* [Do this]: Can you copy everything from the line containing "- city-option[interactable]: 无锡: [454, 139, 466, 148]" down to the line containing "- city-option[interactable]: 北京: [94, 139, 106, 148]" in the records below, reproducing those lines exactly and including both end lines?

* [Records provided]:
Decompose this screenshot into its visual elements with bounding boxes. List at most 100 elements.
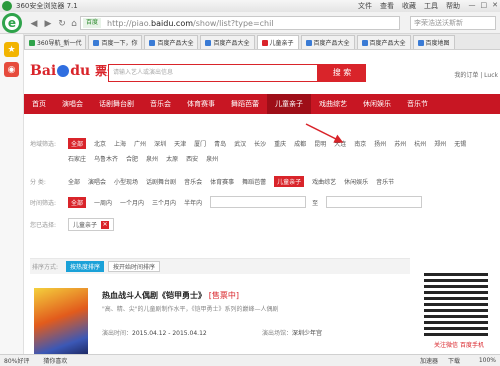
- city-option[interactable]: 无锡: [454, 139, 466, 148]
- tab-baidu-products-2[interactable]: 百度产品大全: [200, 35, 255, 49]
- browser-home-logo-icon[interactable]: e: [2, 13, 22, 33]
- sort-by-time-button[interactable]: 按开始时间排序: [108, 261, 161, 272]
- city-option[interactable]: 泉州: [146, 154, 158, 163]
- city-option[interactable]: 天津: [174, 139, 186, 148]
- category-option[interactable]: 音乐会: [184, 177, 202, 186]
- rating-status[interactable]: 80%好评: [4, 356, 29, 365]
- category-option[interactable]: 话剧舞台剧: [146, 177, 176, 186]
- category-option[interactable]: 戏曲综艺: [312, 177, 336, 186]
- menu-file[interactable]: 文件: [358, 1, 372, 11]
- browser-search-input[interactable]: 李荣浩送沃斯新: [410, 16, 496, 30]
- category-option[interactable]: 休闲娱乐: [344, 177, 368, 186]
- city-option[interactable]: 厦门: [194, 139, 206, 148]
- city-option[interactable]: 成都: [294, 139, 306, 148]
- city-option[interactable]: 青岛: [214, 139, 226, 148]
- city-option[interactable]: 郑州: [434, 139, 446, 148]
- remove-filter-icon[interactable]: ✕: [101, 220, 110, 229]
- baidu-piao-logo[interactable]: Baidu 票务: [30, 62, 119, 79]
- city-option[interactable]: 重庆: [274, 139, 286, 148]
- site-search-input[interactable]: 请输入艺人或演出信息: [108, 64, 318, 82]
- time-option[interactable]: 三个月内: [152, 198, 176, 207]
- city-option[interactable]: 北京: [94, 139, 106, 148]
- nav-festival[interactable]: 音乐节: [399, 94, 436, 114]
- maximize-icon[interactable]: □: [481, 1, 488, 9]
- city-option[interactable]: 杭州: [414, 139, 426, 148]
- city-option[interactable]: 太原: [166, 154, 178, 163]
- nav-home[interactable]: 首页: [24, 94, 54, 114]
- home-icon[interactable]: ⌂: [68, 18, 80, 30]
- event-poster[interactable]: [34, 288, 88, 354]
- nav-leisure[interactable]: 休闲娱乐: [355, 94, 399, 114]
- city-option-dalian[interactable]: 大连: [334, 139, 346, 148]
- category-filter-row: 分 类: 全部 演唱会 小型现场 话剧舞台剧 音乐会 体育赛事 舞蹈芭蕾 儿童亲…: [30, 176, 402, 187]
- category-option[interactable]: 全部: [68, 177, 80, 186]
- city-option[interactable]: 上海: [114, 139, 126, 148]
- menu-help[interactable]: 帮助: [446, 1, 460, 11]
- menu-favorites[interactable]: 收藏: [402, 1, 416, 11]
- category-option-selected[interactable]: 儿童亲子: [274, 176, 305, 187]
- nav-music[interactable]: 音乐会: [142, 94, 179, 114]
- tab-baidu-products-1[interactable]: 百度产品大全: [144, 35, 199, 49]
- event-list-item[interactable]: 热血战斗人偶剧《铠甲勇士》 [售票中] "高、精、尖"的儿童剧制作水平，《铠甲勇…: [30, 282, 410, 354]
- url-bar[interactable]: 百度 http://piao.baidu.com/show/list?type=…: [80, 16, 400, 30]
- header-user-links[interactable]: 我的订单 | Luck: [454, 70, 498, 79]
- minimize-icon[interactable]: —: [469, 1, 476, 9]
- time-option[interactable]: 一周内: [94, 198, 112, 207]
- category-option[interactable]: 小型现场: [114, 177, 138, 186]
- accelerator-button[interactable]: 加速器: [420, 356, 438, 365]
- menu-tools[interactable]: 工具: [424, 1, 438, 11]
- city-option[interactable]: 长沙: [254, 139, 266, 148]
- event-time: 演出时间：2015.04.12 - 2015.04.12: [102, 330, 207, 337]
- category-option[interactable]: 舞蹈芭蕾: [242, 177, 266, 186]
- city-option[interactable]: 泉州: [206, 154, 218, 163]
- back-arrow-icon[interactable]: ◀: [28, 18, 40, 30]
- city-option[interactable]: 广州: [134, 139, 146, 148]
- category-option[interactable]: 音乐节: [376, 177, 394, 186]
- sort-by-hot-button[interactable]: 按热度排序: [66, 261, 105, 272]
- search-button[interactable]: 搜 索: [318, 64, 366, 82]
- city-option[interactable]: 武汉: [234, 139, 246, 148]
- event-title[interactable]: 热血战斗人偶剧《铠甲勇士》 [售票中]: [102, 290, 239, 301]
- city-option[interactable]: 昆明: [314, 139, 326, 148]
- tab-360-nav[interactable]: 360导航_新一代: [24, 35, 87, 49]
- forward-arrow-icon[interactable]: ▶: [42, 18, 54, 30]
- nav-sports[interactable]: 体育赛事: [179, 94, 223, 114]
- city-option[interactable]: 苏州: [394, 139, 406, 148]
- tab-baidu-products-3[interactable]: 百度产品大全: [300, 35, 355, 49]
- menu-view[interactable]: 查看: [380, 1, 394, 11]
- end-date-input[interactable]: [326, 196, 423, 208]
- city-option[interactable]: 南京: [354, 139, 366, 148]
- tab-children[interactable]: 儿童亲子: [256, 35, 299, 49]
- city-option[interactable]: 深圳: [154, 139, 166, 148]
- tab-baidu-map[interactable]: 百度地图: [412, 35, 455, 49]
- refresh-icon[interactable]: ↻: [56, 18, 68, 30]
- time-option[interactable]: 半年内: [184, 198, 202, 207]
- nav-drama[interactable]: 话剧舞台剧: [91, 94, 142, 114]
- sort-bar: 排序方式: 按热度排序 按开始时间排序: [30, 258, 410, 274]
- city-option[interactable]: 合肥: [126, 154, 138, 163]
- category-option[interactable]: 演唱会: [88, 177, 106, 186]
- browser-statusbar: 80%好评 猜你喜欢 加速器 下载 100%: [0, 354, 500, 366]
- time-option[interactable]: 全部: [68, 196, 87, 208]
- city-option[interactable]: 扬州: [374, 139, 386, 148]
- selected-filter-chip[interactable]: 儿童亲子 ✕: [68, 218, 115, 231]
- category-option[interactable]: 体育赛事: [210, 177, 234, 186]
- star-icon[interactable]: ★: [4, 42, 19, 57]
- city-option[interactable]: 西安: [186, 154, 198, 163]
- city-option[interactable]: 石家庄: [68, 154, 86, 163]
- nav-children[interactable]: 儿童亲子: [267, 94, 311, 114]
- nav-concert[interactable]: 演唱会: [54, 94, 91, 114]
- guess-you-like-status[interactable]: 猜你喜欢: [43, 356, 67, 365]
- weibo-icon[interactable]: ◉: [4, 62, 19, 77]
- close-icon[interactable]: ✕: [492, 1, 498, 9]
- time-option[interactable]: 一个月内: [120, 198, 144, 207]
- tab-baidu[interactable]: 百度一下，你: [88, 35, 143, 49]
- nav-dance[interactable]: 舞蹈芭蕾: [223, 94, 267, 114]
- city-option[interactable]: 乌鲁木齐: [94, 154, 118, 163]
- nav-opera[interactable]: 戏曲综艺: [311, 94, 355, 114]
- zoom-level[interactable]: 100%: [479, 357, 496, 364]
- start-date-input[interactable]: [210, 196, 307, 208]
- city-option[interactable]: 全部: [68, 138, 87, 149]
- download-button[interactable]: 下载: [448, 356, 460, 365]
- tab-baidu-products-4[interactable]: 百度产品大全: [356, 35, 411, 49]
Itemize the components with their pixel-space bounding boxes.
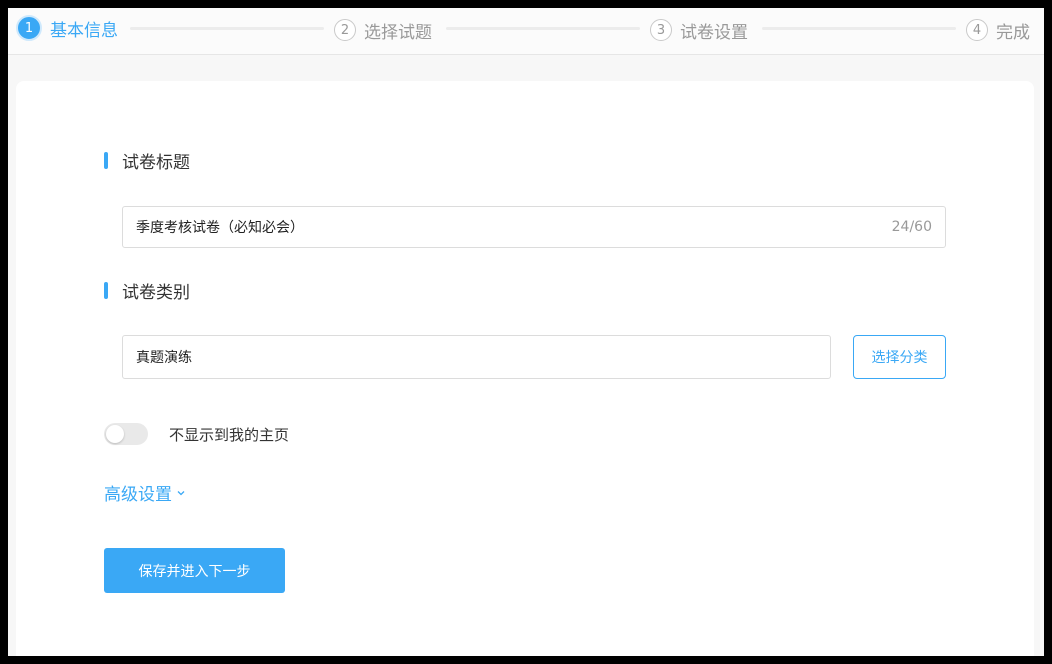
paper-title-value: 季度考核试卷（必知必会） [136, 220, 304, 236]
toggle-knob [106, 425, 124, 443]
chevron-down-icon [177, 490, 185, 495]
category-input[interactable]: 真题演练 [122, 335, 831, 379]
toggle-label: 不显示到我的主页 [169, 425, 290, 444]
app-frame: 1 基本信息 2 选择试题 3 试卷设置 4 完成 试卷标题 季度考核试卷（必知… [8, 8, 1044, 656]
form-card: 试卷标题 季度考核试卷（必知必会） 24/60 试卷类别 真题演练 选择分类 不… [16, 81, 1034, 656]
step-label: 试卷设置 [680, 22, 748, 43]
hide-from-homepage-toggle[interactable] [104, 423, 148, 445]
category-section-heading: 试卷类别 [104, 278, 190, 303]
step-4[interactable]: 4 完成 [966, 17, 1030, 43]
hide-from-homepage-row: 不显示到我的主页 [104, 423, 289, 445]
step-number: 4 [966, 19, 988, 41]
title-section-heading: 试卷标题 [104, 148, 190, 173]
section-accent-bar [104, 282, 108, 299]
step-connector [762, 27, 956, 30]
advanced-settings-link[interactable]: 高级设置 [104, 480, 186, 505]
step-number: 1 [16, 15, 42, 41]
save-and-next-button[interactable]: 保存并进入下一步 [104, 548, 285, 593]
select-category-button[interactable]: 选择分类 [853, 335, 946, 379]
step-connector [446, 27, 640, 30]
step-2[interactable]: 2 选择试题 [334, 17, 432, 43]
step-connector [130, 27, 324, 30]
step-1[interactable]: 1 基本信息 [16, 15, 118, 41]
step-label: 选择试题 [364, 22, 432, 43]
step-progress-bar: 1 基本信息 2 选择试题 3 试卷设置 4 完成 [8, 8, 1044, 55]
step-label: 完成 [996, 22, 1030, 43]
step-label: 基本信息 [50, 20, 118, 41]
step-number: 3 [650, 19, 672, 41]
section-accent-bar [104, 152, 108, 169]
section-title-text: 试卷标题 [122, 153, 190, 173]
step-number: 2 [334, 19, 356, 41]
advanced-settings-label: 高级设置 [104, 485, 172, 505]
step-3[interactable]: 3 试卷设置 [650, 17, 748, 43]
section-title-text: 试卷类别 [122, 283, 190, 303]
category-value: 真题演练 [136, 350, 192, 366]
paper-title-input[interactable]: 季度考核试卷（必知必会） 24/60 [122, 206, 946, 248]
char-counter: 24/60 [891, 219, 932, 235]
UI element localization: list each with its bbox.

* [Response to this exercise]:
- city-option[interactable]: 无锡: [454, 139, 466, 148]
- tab-baidu-products-2[interactable]: 百度产品大全: [200, 35, 255, 49]
- browser-home-logo-icon[interactable]: e: [2, 13, 22, 33]
- sort-by-time-button[interactable]: 按开始时间排序: [108, 261, 161, 272]
- city-option[interactable]: 泉州: [146, 154, 158, 163]
- city-option[interactable]: 天津: [174, 139, 186, 148]
- category-option[interactable]: 音乐会: [184, 177, 202, 186]
- rating-status[interactable]: 80%好评: [4, 356, 29, 365]
- category-option[interactable]: 话剧舞台剧: [146, 177, 176, 186]
- category-option[interactable]: 戏曲综艺: [312, 177, 336, 186]
- menu-file[interactable]: 文件: [358, 1, 372, 11]
- browser-search-input[interactable]: 李荣浩送沃斯新: [410, 16, 496, 30]
- category-option[interactable]: 休闲娱乐: [344, 177, 368, 186]
- city-option[interactable]: 厦门: [194, 139, 206, 148]
- city-option[interactable]: 成都: [294, 139, 306, 148]
- city-option[interactable]: 青岛: [214, 139, 226, 148]
- city-option[interactable]: 郑州: [434, 139, 446, 148]
- remove-filter-icon[interactable]: ✕: [101, 220, 110, 229]
- baidu-piao-logo[interactable]: Baidu 票务: [30, 62, 119, 79]
- city-option[interactable]: 重庆: [274, 139, 286, 148]
- site-search-input[interactable]: 请输入艺人或演出信息: [108, 64, 318, 82]
- time-option[interactable]: 三个月内: [152, 198, 176, 207]
- city-option[interactable]: 北京: [94, 139, 106, 148]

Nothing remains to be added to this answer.